• _Materials provided_:
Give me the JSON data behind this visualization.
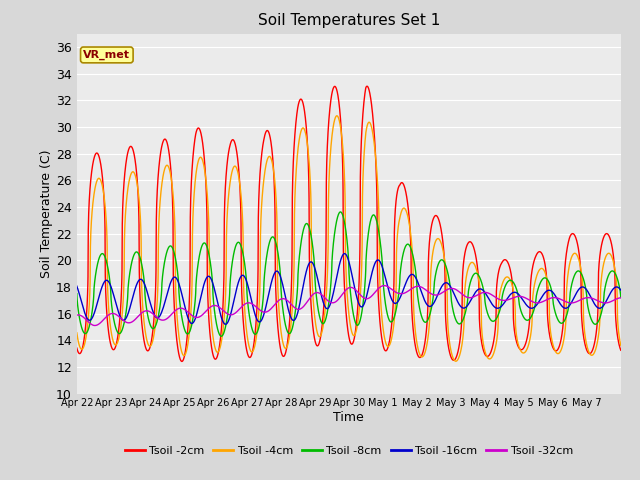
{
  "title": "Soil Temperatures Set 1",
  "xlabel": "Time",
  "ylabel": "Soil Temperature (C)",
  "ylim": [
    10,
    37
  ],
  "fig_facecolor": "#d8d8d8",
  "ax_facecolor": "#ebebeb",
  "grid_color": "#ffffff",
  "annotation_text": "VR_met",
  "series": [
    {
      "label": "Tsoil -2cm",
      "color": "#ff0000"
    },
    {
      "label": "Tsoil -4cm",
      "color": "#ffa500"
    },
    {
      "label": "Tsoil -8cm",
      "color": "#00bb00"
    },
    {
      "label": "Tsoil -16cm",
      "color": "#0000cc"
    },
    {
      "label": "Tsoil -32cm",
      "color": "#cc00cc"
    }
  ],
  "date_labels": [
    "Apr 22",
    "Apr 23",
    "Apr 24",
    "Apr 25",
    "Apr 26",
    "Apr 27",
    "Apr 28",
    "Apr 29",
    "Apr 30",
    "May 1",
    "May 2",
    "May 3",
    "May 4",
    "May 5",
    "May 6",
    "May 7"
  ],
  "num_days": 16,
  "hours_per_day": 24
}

• _The task_: Take the data above and repeat it exactly, leaving each picture out.

• _Exercise output_:
Give me the JSON data behind this visualization.
{
  "title": "Soil Temperatures Set 1",
  "xlabel": "Time",
  "ylabel": "Soil Temperature (C)",
  "ylim": [
    10,
    37
  ],
  "fig_facecolor": "#d8d8d8",
  "ax_facecolor": "#ebebeb",
  "grid_color": "#ffffff",
  "annotation_text": "VR_met",
  "series": [
    {
      "label": "Tsoil -2cm",
      "color": "#ff0000"
    },
    {
      "label": "Tsoil -4cm",
      "color": "#ffa500"
    },
    {
      "label": "Tsoil -8cm",
      "color": "#00bb00"
    },
    {
      "label": "Tsoil -16cm",
      "color": "#0000cc"
    },
    {
      "label": "Tsoil -32cm",
      "color": "#cc00cc"
    }
  ],
  "date_labels": [
    "Apr 22",
    "Apr 23",
    "Apr 24",
    "Apr 25",
    "Apr 26",
    "Apr 27",
    "Apr 28",
    "Apr 29",
    "Apr 30",
    "May 1",
    "May 2",
    "May 3",
    "May 4",
    "May 5",
    "May 6",
    "May 7"
  ],
  "num_days": 16,
  "hours_per_day": 24
}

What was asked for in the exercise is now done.